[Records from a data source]
┄┄┄┄┄┄┄┄┄┄

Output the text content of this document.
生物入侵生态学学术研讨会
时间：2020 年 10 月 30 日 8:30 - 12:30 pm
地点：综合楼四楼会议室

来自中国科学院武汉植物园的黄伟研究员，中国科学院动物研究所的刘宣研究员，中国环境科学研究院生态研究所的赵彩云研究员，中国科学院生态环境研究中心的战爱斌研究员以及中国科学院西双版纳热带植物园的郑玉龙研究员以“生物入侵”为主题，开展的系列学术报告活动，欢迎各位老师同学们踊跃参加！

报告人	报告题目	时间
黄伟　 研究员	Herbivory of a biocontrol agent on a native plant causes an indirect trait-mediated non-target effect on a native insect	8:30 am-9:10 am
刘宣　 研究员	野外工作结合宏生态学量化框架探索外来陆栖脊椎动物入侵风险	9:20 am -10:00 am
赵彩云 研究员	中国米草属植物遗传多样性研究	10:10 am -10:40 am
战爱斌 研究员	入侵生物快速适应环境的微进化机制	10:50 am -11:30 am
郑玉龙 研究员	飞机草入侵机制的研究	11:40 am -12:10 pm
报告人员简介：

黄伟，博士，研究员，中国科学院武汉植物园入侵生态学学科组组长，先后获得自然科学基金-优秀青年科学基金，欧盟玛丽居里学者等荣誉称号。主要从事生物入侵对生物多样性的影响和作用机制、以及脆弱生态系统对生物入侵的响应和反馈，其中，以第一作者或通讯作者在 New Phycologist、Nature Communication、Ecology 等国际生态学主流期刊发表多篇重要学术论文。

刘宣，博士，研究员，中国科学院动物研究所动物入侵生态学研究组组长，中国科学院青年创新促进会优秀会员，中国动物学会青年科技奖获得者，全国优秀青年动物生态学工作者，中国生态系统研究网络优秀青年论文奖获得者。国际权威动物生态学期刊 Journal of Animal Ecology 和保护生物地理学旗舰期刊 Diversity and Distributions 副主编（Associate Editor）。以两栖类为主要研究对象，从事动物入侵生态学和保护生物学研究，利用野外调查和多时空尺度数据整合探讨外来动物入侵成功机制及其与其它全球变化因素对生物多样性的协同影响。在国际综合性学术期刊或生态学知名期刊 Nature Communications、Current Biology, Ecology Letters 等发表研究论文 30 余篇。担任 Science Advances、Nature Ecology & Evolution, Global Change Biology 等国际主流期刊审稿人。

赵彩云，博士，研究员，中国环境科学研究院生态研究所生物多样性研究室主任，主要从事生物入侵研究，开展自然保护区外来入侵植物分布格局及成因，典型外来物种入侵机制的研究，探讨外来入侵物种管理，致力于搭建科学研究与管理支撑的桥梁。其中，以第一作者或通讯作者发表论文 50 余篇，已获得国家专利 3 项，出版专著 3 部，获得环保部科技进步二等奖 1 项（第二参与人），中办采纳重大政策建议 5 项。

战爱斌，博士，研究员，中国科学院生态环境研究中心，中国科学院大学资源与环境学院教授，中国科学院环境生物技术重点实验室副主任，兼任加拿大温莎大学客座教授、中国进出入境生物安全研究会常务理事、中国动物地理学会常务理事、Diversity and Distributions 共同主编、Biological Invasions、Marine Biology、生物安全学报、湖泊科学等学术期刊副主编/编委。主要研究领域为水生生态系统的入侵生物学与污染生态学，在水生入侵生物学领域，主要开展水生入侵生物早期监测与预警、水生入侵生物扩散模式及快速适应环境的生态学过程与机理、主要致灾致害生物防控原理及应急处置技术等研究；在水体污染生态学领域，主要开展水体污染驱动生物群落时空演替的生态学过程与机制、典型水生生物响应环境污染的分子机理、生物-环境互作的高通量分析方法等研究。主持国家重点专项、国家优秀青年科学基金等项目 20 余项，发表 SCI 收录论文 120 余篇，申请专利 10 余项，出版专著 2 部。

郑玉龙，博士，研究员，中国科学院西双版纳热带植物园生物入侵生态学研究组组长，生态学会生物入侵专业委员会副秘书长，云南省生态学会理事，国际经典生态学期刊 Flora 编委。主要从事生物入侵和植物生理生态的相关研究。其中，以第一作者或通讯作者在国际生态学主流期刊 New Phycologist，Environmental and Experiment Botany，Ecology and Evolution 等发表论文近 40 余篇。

┄┄┄┄┄┄┄┄┄┄

Extract all the material, leaving every line as it is.

Output the text content of this document.
生物入侵生态学学术研讨会
时间：2020 年 10 月 30 日 8:30 - 12:30 pm
地点：综合楼四楼会议室

来自中国科学院武汉植物园的黄伟研究员，中国科学院动物研究所的刘宣研究员，中国环境科学研究院生态研究所的赵彩云研究员，中国科学院生态环境研究中心的战爱斌研究员以及中国科学院西双版纳热带植物园的郑玉龙研究员以“生物入侵”为主题，开展的系列学术报告活动，欢迎各位老师同学们踊跃参加！

报告人	报告题目	时间
黄伟　 研究员	Herbivory of a biocontrol agent on a native plant causes an indirect trait-mediated non-target effect on a native insect	8:30 am-9:10 am
刘宣　 研究员	野外工作结合宏生态学量化框架探索外来陆栖脊椎动物入侵风险	9:20 am -10:00 am
赵彩云 研究员	中国米草属植物遗传多样性研究	10:10 am -10:40 am
战爱斌 研究员	入侵生物快速适应环境的微进化机制	10:50 am -11:30 am
郑玉龙 研究员	飞机草入侵机制的研究	11:40 am -12:10 pm
报告人员简介：

黄伟，博士，研究员，中国科学院武汉植物园入侵生态学学科组组长，先后获得自然科学基金-优秀青年科学基金，欧盟玛丽居里学者等荣誉称号。主要从事生物入侵对生物多样性的影响和作用机制、以及脆弱生态系统对生物入侵的响应和反馈，其中，以第一作者或通讯作者在 New Phycologist、Nature Communication、Ecology 等国际生态学主流期刊发表多篇重要学术论文。

刘宣，博士，研究员，中国科学院动物研究所动物入侵生态学研究组组长，中国科学院青年创新促进会优秀会员，中国动物学会青年科技奖获得者，全国优秀青年动物生态学工作者，中国生态系统研究网络优秀青年论文奖获得者。国际权威动物生态学期刊 Journal of Animal Ecology 和保护生物地理学旗舰期刊 Diversity and Distributions 副主编（Associate Editor）。以两栖类为主要研究对象，从事动物入侵生态学和保护生物学研究，利用野外调查和多时空尺度数据整合探讨外来动物入侵成功机制及其与其它全球变化因素对生物多样性的协同影响。在国际综合性学术期刊或生态学知名期刊 Nature Communications、Current Biology, Ecology Letters 等发表研究论文 30 余篇。担任 Science Advances、Nature Ecology & Evolution, Global Change Biology 等国际主流期刊审稿人。

赵彩云，博士，研究员，中国环境科学研究院生态研究所生物多样性研究室主任，主要从事生物入侵研究，开展自然保护区外来入侵植物分布格局及成因，典型外来物种入侵机制的研究，探讨外来入侵物种管理，致力于搭建科学研究与管理支撑的桥梁。其中，以第一作者或通讯作者发表论文 50 余篇，已获得国家专利 3 项，出版专著 3 部，获得环保部科技进步二等奖 1 项（第二参与人），中办采纳重大政策建议 5 项。

战爱斌，博士，研究员，中国科学院生态环境研究中心，中国科学院大学资源与环境学院教授，中国科学院环境生物技术重点实验室副主任，兼任加拿大温莎大学客座教授、中国进出入境生物安全研究会常务理事、中国动物地理学会常务理事、Diversity and Distributions 共同主编、Biological Invasions、Marine Biology、生物安全学报、湖泊科学等学术期刊副主编/编委。主要研究领域为水生生态系统的入侵生物学与污染生态学，在水生入侵生物学领域，主要开展水生入侵生物早期监测与预警、水生入侵生物扩散模式及快速适应环境的生态学过程与机理、主要致灾致害生物防控原理及应急处置技术等研究；在水体污染生态学领域，主要开展水体污染驱动生物群落时空演替的生态学过程与机制、典型水生生物响应环境污染的分子机理、生物-环境互作的高通量分析方法等研究。主持国家重点专项、国家优秀青年科学基金等项目 20 余项，发表 SCI 收录论文 120 余篇，申请专利 10 余项，出版专著 2 部。

郑玉龙，博士，研究员，中国科学院西双版纳热带植物园生物入侵生态学研究组组长，生态学会生物入侵专业委员会副秘书长，云南省生态学会理事，国际经典生态学期刊 Flora 编委。主要从事生物入侵和植物生理生态的相关研究。其中，以第一作者或通讯作者在国际生态学主流期刊 New Phycologist，Environmental and Experiment Botany，Ecology and Evolution 等发表论文近 40 余篇。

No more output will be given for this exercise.